---------- Listed records

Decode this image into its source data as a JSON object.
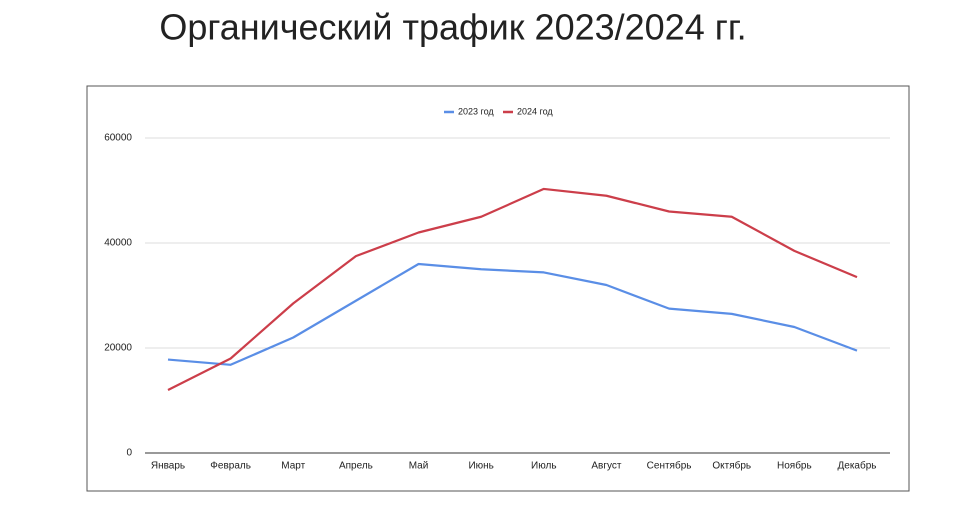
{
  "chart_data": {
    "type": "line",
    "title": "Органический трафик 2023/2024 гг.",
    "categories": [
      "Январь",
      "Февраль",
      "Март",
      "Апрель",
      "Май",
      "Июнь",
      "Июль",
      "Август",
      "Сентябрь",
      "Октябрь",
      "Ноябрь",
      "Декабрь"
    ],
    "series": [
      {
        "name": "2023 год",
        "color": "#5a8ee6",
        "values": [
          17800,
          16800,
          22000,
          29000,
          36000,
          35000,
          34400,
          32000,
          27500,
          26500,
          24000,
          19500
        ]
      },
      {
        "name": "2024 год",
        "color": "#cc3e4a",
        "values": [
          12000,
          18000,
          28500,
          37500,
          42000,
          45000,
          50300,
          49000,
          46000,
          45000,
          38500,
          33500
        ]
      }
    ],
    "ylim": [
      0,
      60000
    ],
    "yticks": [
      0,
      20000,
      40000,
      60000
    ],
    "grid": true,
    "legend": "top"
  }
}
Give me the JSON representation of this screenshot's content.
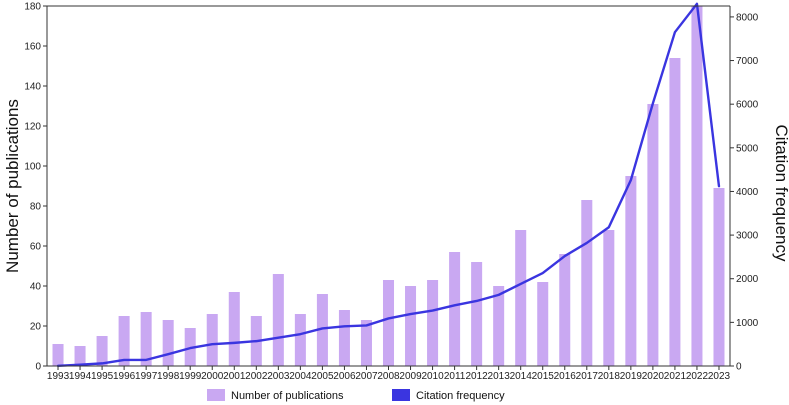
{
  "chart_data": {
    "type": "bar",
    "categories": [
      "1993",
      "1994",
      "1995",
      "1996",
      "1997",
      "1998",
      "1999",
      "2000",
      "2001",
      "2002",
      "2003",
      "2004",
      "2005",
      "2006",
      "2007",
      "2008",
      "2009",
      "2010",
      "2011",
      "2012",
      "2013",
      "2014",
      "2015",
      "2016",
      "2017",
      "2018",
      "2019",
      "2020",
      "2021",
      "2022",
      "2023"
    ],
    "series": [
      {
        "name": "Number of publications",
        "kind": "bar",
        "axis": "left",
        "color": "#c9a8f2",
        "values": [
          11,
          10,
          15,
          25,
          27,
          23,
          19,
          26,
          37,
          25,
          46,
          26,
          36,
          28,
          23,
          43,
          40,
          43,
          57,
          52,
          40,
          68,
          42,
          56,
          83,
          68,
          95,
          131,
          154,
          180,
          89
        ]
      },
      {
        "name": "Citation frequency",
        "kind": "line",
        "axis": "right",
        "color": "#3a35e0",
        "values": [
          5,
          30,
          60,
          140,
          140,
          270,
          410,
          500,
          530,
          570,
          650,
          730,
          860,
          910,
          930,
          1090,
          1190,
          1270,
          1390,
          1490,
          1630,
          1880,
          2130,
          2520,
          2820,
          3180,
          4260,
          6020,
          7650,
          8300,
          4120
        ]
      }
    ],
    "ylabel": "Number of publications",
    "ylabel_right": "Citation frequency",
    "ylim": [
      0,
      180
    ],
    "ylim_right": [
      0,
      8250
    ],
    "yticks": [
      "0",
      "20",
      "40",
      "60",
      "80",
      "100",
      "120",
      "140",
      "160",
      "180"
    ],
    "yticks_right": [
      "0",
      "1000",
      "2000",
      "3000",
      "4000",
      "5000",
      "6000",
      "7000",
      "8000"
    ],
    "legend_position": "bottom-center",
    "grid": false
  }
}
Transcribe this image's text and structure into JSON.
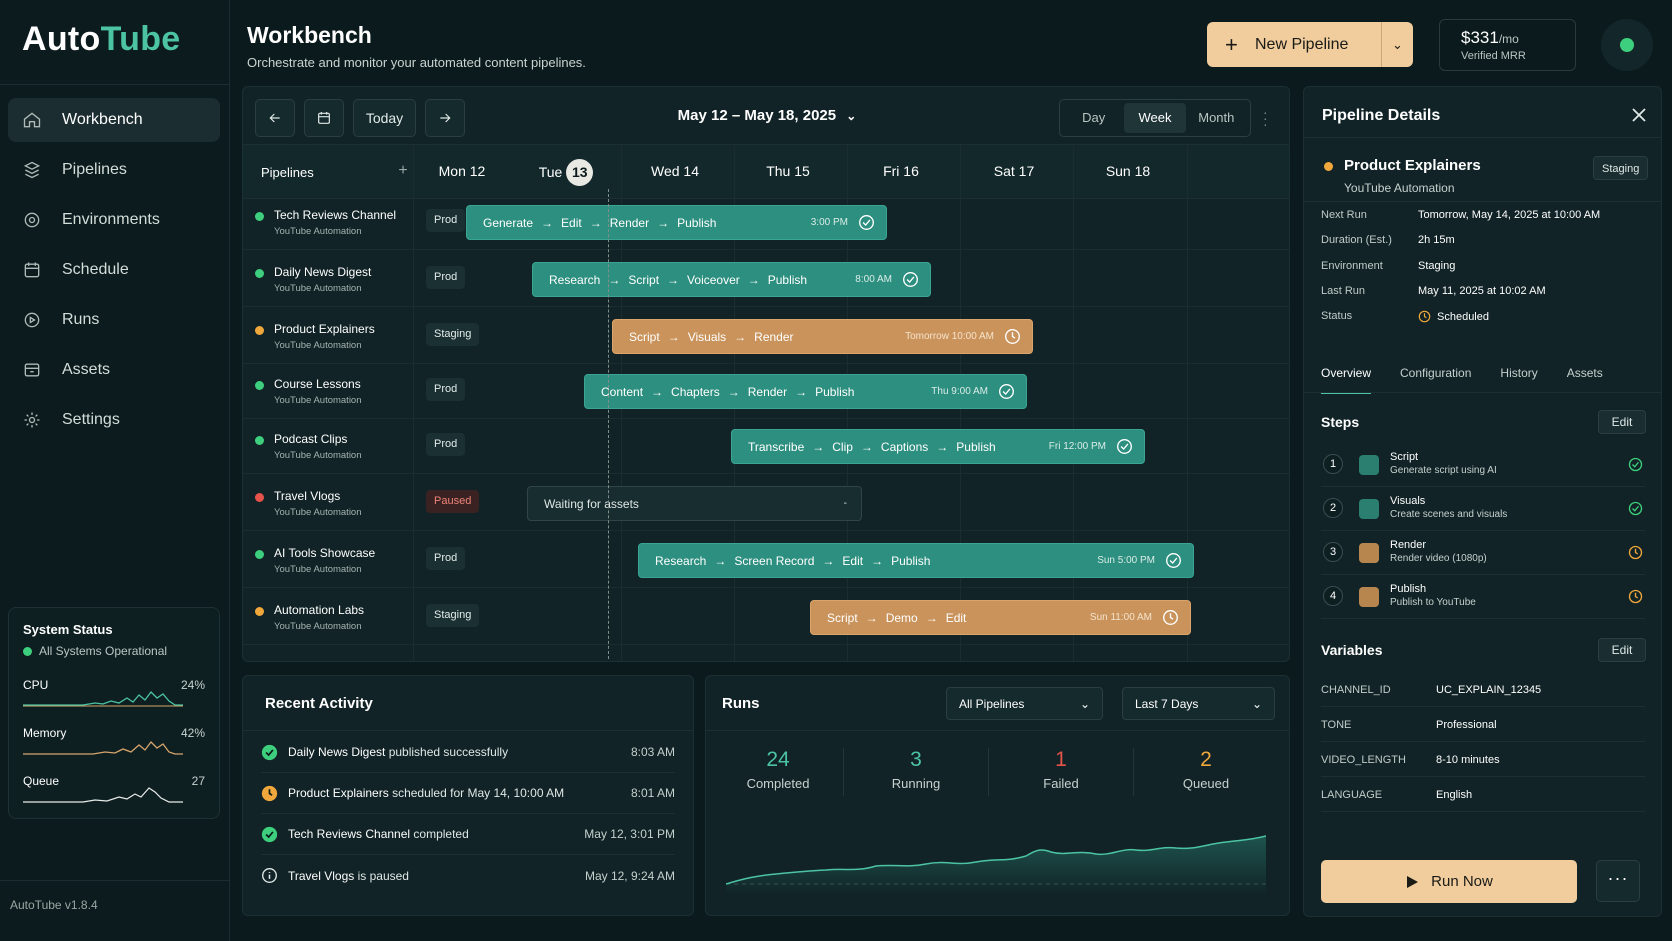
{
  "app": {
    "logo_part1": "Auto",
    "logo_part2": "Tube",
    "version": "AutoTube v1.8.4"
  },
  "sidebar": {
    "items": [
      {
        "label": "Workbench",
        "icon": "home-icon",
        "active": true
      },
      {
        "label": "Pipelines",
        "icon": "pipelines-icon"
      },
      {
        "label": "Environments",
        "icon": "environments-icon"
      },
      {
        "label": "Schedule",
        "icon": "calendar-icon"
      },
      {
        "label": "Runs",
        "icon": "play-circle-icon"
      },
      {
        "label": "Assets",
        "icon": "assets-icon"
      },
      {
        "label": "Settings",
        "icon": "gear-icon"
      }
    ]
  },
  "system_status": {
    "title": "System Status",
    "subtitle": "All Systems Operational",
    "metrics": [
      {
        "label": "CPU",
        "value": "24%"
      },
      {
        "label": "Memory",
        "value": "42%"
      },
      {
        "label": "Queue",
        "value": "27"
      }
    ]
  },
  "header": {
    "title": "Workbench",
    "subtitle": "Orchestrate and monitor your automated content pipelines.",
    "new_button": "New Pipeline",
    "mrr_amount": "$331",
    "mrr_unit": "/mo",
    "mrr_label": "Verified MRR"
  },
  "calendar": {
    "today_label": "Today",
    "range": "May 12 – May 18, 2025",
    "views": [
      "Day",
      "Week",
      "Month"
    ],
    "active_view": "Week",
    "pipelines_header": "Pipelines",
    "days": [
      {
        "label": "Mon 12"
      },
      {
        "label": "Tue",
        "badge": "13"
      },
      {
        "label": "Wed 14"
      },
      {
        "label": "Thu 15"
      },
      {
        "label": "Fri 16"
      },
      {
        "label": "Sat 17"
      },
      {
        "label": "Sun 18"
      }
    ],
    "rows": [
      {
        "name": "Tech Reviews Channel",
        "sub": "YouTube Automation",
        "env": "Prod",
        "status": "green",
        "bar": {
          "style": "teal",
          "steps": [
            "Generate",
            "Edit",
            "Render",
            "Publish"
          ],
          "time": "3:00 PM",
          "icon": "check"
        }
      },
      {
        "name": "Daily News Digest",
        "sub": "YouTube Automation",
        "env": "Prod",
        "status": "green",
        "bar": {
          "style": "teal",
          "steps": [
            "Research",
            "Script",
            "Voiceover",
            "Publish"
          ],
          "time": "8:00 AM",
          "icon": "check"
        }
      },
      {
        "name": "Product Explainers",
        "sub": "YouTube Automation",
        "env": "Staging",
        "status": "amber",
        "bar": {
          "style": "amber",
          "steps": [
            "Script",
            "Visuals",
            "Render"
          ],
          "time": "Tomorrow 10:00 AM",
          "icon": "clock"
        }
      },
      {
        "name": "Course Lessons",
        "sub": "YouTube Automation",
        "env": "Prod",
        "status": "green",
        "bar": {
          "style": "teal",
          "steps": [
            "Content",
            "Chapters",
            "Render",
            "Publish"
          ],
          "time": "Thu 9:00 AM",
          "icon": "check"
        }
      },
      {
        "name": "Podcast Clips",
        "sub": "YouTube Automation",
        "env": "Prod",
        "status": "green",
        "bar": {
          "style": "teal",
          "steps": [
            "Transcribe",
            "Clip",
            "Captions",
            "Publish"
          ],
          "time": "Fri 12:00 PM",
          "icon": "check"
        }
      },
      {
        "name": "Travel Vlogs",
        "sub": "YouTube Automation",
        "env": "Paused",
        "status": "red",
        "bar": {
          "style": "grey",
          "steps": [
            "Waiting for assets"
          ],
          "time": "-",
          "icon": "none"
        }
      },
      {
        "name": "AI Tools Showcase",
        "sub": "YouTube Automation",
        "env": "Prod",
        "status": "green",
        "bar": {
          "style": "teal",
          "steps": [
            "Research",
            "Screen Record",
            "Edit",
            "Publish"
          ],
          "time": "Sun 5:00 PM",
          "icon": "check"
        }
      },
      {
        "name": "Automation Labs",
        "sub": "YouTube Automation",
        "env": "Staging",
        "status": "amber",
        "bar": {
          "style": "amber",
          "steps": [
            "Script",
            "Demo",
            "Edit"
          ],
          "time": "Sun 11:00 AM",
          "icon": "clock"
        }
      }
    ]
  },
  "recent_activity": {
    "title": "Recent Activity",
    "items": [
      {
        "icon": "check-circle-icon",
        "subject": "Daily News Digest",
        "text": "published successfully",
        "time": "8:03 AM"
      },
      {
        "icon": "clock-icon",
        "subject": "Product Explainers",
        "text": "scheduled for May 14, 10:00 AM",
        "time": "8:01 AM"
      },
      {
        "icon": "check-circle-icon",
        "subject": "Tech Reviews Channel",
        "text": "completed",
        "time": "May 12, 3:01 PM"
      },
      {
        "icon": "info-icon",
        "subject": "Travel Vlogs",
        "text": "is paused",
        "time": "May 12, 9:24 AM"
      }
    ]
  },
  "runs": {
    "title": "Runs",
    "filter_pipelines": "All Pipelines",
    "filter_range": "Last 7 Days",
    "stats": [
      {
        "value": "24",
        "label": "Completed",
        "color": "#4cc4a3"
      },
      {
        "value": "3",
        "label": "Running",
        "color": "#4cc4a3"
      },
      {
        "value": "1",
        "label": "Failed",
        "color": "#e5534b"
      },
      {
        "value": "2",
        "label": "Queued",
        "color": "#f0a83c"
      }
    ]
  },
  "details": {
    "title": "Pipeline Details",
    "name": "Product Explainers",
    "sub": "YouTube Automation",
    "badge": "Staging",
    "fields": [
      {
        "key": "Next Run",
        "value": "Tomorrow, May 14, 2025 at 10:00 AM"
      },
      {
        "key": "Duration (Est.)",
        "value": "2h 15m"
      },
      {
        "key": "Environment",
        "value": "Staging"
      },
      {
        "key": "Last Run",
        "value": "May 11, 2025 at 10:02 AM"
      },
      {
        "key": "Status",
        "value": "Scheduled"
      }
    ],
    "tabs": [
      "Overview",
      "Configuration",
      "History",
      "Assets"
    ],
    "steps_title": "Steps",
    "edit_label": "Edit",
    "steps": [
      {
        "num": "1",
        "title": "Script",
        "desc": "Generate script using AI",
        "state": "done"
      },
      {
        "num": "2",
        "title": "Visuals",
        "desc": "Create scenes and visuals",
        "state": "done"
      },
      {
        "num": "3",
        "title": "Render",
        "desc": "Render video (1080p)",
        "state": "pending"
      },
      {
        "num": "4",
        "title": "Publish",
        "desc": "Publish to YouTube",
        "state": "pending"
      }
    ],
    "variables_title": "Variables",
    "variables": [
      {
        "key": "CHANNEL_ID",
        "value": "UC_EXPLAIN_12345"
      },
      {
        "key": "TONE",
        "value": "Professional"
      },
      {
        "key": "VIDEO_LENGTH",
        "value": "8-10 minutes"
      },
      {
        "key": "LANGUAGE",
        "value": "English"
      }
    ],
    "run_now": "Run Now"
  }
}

--------------------

= What to do =
Extract lines where the string "Citation" occurs.

= Reply to the task =
        "name": "Citation frequency",
    "ylabel_right": "Citation frequency",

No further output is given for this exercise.